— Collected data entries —
'''

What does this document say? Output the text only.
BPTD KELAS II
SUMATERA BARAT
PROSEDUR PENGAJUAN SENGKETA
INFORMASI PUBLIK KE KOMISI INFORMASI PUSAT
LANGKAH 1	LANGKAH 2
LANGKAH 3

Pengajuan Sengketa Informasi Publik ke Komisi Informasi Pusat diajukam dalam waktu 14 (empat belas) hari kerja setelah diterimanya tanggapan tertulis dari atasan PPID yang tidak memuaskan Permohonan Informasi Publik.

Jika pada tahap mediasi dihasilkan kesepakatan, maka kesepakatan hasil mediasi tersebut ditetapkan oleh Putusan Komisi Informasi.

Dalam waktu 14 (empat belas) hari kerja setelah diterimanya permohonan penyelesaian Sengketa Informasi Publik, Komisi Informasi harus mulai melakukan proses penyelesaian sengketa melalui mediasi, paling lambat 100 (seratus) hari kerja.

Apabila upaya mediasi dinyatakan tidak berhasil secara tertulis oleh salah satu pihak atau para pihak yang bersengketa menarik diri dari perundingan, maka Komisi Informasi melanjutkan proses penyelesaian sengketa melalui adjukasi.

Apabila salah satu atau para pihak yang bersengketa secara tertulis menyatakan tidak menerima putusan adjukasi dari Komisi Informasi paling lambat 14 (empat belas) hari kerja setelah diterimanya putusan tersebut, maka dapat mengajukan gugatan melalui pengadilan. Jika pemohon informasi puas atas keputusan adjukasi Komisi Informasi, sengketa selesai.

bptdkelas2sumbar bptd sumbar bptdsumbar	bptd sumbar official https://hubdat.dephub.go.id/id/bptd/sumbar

'''

Every line of the data above should be copied exactly.

What does this document say? Output the text only.
BPTD KELAS II
SUMATERA BARAT
PROSEDUR PENGAJUAN SENGKETA
INFORMASI PUBLIK KE KOMISI INFORMASI PUSAT
LANGKAH 1	LANGKAH 2
LANGKAH 3

Pengajuan Sengketa Informasi Publik ke Komisi Informasi Pusat diajukam dalam waktu 14 (empat belas) hari kerja setelah diterimanya tanggapan tertulis dari atasan PPID yang tidak memuaskan Permohonan Informasi Publik.

Jika pada tahap mediasi dihasilkan kesepakatan, maka kesepakatan hasil mediasi tersebut ditetapkan oleh Putusan Komisi Informasi.

Dalam waktu 14 (empat belas) hari kerja setelah diterimanya permohonan penyelesaian Sengketa Informasi Publik, Komisi Informasi harus mulai melakukan proses penyelesaian sengketa melalui mediasi, paling lambat 100 (seratus) hari kerja.

Apabila upaya mediasi dinyatakan tidak berhasil secara tertulis oleh salah satu pihak atau para pihak yang bersengketa menarik diri dari perundingan, maka Komisi Informasi melanjutkan proses penyelesaian sengketa melalui adjukasi.

Apabila salah satu atau para pihak yang bersengketa secara tertulis menyatakan tidak menerima putusan adjukasi dari Komisi Informasi paling lambat 14 (empat belas) hari kerja setelah diterimanya putusan tersebut, maka dapat mengajukan gugatan melalui pengadilan. Jika pemohon informasi puas atas keputusan adjukasi Komisi Informasi, sengketa selesai.

bptdkelas2sumbar bptd sumbar bptdsumbar	bptd sumbar official https://hubdat.dephub.go.id/id/bptd/sumbar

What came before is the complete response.